• Short exercise:
Only the lines starting at the one that contains "Transcribe this image's" and running to the end should be repeated, exactly as written.

***** Data for the task

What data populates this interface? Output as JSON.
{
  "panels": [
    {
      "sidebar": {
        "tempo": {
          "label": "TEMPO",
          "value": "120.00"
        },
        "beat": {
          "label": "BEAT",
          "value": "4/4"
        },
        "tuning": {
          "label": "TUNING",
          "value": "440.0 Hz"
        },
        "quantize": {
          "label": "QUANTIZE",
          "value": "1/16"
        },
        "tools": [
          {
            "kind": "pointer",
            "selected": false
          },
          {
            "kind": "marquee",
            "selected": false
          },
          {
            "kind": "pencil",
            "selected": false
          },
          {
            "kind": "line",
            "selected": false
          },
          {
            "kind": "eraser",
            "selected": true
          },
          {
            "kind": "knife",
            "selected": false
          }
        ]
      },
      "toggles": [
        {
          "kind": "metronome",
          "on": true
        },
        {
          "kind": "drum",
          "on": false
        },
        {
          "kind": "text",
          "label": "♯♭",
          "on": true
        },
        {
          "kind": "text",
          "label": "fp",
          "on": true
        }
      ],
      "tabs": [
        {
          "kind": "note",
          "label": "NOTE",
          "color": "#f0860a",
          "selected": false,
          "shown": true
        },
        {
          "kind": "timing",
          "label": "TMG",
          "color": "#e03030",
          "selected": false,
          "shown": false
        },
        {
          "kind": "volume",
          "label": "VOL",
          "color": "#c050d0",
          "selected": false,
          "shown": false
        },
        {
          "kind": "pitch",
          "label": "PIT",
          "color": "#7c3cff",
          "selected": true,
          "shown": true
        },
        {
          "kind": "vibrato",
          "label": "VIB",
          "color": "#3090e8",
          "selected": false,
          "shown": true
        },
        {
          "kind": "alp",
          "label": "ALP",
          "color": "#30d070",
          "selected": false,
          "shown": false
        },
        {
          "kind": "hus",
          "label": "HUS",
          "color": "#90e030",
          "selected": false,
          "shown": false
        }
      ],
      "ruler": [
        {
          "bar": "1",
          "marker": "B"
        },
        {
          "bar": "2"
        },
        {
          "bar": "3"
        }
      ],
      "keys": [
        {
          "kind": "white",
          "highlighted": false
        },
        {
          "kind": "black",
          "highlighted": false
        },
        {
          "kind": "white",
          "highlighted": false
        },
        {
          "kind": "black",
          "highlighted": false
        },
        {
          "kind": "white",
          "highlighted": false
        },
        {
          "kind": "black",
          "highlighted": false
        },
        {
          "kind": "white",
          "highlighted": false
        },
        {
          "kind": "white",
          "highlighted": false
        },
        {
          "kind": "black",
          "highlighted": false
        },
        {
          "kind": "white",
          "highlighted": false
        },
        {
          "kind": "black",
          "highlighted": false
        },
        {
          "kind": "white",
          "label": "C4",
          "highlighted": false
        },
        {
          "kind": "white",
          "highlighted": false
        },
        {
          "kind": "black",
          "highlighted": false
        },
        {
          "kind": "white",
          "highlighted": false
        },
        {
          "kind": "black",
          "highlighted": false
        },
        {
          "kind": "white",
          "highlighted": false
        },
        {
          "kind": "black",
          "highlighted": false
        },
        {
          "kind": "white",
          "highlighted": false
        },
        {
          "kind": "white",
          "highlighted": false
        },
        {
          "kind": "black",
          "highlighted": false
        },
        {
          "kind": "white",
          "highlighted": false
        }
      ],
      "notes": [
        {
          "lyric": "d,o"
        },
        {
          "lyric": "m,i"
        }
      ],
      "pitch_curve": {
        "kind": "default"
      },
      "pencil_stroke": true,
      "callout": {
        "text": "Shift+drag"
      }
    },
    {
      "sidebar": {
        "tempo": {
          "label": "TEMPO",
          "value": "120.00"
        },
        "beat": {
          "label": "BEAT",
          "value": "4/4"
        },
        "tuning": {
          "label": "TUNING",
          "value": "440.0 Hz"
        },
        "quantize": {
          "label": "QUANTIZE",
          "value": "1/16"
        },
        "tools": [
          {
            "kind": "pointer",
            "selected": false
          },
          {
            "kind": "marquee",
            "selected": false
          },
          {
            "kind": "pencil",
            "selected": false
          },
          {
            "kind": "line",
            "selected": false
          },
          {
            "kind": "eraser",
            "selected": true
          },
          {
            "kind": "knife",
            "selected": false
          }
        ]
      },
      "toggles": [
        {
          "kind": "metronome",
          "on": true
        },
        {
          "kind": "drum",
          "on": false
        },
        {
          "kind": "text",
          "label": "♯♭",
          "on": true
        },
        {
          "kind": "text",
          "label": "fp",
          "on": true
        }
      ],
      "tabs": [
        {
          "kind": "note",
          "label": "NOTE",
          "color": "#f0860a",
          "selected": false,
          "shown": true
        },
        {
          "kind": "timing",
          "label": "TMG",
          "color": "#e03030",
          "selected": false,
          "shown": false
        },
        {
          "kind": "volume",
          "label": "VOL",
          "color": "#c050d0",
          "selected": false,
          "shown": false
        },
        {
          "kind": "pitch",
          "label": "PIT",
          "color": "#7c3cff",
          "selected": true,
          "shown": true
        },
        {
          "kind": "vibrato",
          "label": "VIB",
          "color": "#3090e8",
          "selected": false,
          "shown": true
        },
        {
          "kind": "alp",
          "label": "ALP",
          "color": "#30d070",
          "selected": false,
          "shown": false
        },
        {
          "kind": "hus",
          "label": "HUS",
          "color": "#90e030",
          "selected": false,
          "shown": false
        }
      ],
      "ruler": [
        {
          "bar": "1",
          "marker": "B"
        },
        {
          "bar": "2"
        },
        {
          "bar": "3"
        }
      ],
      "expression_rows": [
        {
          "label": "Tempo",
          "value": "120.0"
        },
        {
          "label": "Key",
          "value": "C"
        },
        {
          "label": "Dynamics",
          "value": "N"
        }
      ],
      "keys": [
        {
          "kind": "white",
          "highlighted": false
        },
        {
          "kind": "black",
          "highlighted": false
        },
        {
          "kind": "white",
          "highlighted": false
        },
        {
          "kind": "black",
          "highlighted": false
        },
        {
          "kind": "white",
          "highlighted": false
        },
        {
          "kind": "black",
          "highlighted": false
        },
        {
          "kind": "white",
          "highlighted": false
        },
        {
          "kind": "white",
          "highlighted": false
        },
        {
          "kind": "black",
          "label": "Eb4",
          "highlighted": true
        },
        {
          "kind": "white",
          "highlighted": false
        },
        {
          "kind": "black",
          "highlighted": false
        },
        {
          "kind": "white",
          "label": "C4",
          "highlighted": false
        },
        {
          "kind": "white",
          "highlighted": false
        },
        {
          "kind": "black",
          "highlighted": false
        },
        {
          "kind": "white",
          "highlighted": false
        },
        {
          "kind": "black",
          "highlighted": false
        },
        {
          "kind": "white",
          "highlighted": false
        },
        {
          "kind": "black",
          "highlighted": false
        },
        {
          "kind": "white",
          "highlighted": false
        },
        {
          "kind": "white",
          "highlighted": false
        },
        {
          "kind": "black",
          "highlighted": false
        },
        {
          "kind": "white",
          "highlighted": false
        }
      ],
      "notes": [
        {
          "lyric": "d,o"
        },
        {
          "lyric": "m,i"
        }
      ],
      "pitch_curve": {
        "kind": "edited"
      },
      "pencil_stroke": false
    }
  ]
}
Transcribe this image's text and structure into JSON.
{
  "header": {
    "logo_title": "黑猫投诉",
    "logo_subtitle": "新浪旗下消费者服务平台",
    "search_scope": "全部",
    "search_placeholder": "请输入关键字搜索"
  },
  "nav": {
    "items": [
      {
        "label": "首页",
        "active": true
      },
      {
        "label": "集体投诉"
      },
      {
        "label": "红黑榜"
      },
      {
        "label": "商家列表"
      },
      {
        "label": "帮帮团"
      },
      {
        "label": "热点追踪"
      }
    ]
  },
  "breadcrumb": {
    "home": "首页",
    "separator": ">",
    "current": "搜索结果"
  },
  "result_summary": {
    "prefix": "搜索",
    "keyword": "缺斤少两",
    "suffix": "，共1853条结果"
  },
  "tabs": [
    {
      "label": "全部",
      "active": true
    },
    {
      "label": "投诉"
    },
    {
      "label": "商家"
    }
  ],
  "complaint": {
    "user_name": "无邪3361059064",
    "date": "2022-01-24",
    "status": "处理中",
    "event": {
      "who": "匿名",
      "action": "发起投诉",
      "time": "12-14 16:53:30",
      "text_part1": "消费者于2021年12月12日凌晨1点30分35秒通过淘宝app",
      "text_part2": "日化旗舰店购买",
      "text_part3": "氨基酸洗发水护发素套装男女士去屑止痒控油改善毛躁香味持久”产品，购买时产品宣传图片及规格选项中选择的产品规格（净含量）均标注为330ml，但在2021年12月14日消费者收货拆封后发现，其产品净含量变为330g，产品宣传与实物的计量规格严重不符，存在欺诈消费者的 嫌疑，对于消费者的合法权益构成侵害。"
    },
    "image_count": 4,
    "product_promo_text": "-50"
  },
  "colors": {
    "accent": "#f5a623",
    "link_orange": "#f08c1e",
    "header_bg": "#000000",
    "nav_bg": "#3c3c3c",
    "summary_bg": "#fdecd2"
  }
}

**********

• Exercise response:
Transcribe this image's text and structure into JSON.
{
  "header": {
    "logo_title": "黑猫投诉",
    "logo_subtitle": "新浪旗下消费者服务平台",
    "search_scope": "全部",
    "search_placeholder": "请输入关键字搜索"
  },
  "nav": {
    "items": [
      {
        "label": "首页",
        "active": true
      },
      {
        "label": "集体投诉"
      },
      {
        "label": "红黑榜"
      },
      {
        "label": "商家列表"
      },
      {
        "label": "帮帮团"
      },
      {
        "label": "热点追踪"
      }
    ]
  },
  "breadcrumb": {
    "home": "首页",
    "separator": ">",
    "current": "搜索结果"
  },
  "result_summary": {
    "prefix": "搜索",
    "keyword": "缺斤少两",
    "suffix": "，共1853条结果"
  },
  "tabs": [
    {
      "label": "全部",
      "active": true
    },
    {
      "label": "投诉"
    },
    {
      "label": "商家"
    }
  ],
  "complaint": {
    "user_name": "无邪3361059064",
    "date": "2022-01-24",
    "status": "处理中",
    "event": {
      "who": "匿名",
      "action": "发起投诉",
      "time": "12-14 16:53:30",
      "text_part1": "消费者于2021年12月12日凌晨1点30分35秒通过淘宝app",
      "text_part2": "日化旗舰店购买",
      "text_part3": "氨基酸洗发水护发素套装男女士去屑止痒控油改善毛躁香味持久”产品，购买时产品宣传图片及规格选项中选择的产品规格（净含量）均标注为330ml，但在2021年12月14日消费者收货拆封后发现，其产品净含量变为330g，产品宣传与实物的计量规格严重不符，存在欺诈消费者的 嫌疑，对于消费者的合法权益构成侵害。"
    },
    "image_count": 4,
    "product_promo_text": "-50"
  },
  "colors": {
    "accent": "#f5a623",
    "link_orange": "#f08c1e",
    "header_bg": "#000000",
    "nav_bg": "#3c3c3c",
    "summary_bg": "#fdecd2"
  }
}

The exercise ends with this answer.